[Records shown start]

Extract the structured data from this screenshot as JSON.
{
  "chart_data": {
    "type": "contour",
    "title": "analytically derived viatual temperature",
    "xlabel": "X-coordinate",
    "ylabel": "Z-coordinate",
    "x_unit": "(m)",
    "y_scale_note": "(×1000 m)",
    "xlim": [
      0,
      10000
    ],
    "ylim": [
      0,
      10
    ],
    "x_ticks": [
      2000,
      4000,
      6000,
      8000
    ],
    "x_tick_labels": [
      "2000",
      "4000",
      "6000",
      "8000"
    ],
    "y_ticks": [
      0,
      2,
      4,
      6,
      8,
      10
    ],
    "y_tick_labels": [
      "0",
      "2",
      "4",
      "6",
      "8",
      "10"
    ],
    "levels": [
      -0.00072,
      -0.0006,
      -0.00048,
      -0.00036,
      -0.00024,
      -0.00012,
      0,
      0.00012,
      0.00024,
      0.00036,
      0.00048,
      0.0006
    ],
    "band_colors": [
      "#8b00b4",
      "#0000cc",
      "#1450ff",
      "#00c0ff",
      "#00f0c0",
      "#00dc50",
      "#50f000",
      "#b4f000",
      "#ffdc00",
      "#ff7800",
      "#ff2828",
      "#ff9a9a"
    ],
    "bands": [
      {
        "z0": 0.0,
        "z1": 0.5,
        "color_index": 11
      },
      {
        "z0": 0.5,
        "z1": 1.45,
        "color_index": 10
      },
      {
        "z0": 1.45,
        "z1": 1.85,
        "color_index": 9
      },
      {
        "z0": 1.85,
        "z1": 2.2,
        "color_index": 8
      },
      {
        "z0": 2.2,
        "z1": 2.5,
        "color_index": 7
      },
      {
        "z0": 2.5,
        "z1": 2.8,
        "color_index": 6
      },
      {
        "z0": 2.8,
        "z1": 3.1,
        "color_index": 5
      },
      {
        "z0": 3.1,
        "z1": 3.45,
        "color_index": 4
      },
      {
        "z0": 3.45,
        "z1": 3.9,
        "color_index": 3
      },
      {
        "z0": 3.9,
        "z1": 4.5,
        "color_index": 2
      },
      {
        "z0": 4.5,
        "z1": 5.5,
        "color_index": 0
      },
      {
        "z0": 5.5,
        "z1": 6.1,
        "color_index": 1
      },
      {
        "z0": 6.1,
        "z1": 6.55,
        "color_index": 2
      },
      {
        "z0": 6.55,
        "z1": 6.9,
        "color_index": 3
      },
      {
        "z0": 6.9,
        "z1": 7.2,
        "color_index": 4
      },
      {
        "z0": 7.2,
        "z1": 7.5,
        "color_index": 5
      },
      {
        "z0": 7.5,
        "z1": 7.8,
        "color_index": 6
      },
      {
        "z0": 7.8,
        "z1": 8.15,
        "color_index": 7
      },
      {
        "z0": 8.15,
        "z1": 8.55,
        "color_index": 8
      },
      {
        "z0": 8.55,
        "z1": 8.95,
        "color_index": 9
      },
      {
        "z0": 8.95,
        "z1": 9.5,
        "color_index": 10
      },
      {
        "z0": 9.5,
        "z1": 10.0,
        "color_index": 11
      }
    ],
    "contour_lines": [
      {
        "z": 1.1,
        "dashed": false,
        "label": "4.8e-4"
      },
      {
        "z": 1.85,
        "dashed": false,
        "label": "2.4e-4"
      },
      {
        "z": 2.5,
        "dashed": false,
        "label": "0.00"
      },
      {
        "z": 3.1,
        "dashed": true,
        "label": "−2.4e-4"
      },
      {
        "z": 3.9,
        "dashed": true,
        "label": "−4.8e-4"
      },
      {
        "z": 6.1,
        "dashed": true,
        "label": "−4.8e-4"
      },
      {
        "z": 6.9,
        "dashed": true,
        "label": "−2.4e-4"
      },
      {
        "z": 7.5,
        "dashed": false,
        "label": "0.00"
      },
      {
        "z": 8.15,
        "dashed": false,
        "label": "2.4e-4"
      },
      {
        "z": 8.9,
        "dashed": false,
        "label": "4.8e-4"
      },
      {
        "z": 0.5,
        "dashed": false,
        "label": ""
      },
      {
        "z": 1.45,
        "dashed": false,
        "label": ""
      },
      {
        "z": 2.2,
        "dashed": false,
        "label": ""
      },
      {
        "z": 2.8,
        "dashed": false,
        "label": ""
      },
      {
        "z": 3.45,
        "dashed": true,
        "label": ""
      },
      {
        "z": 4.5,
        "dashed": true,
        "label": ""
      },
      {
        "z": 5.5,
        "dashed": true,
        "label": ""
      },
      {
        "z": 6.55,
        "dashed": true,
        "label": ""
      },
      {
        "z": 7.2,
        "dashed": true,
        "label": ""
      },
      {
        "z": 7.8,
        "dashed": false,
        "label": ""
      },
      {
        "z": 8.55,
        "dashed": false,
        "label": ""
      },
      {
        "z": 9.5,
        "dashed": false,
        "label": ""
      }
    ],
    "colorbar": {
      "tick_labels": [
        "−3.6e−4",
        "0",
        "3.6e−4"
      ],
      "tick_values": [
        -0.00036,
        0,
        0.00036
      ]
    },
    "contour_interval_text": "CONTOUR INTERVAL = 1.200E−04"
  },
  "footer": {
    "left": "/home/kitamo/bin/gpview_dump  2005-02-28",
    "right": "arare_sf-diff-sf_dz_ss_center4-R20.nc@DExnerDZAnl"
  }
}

[Records shown end]

Request: For this exercise, gather every line of the data that contains the word "coordinate".

Exercise solution:
    "xlabel": "X-coordinate",
    "ylabel": "Z-coordinate",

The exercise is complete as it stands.